(Component data from apps and pages)
────────────────────

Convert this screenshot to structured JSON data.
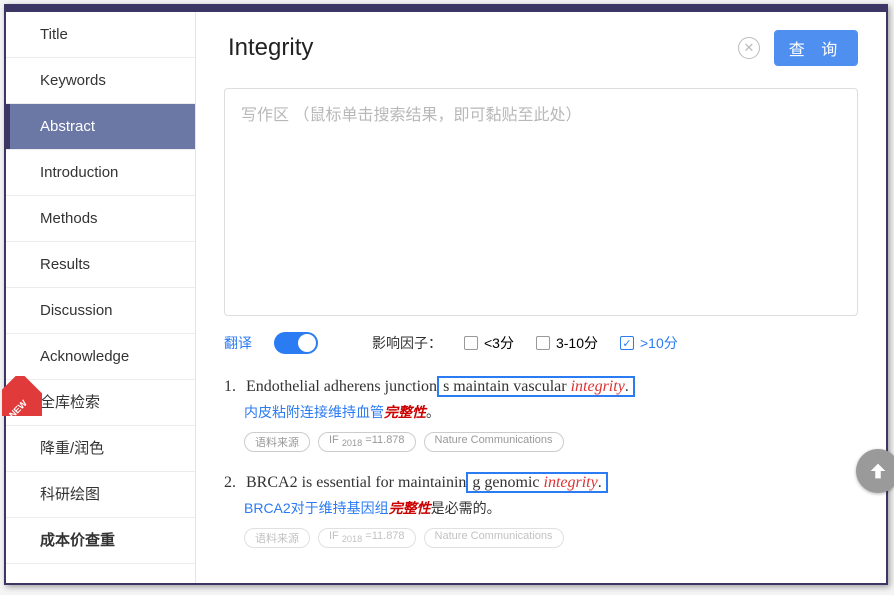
{
  "sidebar": {
    "items": [
      {
        "label": "Title"
      },
      {
        "label": "Keywords"
      },
      {
        "label": "Abstract"
      },
      {
        "label": "Introduction"
      },
      {
        "label": "Methods"
      },
      {
        "label": "Results"
      },
      {
        "label": "Discussion"
      },
      {
        "label": "Acknowledge"
      },
      {
        "label": "全库检索"
      },
      {
        "label": "降重/润色"
      },
      {
        "label": "科研绘图"
      },
      {
        "label": "成本价查重"
      }
    ],
    "new_badge": "NEW"
  },
  "search": {
    "value": "Integrity",
    "button": "查 询"
  },
  "writing": {
    "placeholder": "写作区 （鼠标单击搜索结果，即可黏贴至此处）"
  },
  "filters": {
    "translate_label": "翻译",
    "group_label": "影响因子：",
    "opts": [
      {
        "text": "<3分",
        "checked": false
      },
      {
        "text": "3-10分",
        "checked": false
      },
      {
        "text": ">10分",
        "checked": true
      }
    ]
  },
  "pills": {
    "source": "语料来源",
    "if_label": "IF",
    "if_year": "2018",
    "if_eq": "=",
    "if_value": "11.878",
    "journal": "Nature Communications"
  },
  "results": [
    {
      "num": "1.",
      "pre": "Endothelial adherens junction",
      "boxed_pre": "s maintain vascular ",
      "kw": "integrity",
      "tail": ".",
      "trans_pre": "内皮粘附连接维持血管",
      "trans_kw": "完整性",
      "trans_tail": "。"
    },
    {
      "num": "2.",
      "pre": "BRCA2 is essential for maintainin",
      "boxed_pre": "g genomic ",
      "kw": "integrity",
      "tail": ".",
      "trans_pre": "BRCA2对于维持基因组",
      "trans_kw": "完整性",
      "trans_tail": "是必需的。"
    }
  ]
}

────────────────────

▶ [Required action] For this exercise, return the data above exactly and leave every picture out.

▶ [Exercise solution]
Convert this screenshot to structured JSON data.
{
  "sidebar": {
    "items": [
      {
        "label": "Title"
      },
      {
        "label": "Keywords"
      },
      {
        "label": "Abstract"
      },
      {
        "label": "Introduction"
      },
      {
        "label": "Methods"
      },
      {
        "label": "Results"
      },
      {
        "label": "Discussion"
      },
      {
        "label": "Acknowledge"
      },
      {
        "label": "全库检索"
      },
      {
        "label": "降重/润色"
      },
      {
        "label": "科研绘图"
      },
      {
        "label": "成本价查重"
      }
    ],
    "new_badge": "NEW"
  },
  "search": {
    "value": "Integrity",
    "button": "查 询"
  },
  "writing": {
    "placeholder": "写作区 （鼠标单击搜索结果，即可黏贴至此处）"
  },
  "filters": {
    "translate_label": "翻译",
    "group_label": "影响因子：",
    "opts": [
      {
        "text": "<3分",
        "checked": false
      },
      {
        "text": "3-10分",
        "checked": false
      },
      {
        "text": ">10分",
        "checked": true
      }
    ]
  },
  "pills": {
    "source": "语料来源",
    "if_label": "IF",
    "if_year": "2018",
    "if_eq": "=",
    "if_value": "11.878",
    "journal": "Nature Communications"
  },
  "results": [
    {
      "num": "1.",
      "pre": "Endothelial adherens junction",
      "boxed_pre": "s maintain vascular ",
      "kw": "integrity",
      "tail": ".",
      "trans_pre": "内皮粘附连接维持血管",
      "trans_kw": "完整性",
      "trans_tail": "。"
    },
    {
      "num": "2.",
      "pre": "BRCA2 is essential for maintainin",
      "boxed_pre": "g genomic ",
      "kw": "integrity",
      "tail": ".",
      "trans_pre": "BRCA2对于维持基因组",
      "trans_kw": "完整性",
      "trans_tail": "是必需的。"
    }
  ]
}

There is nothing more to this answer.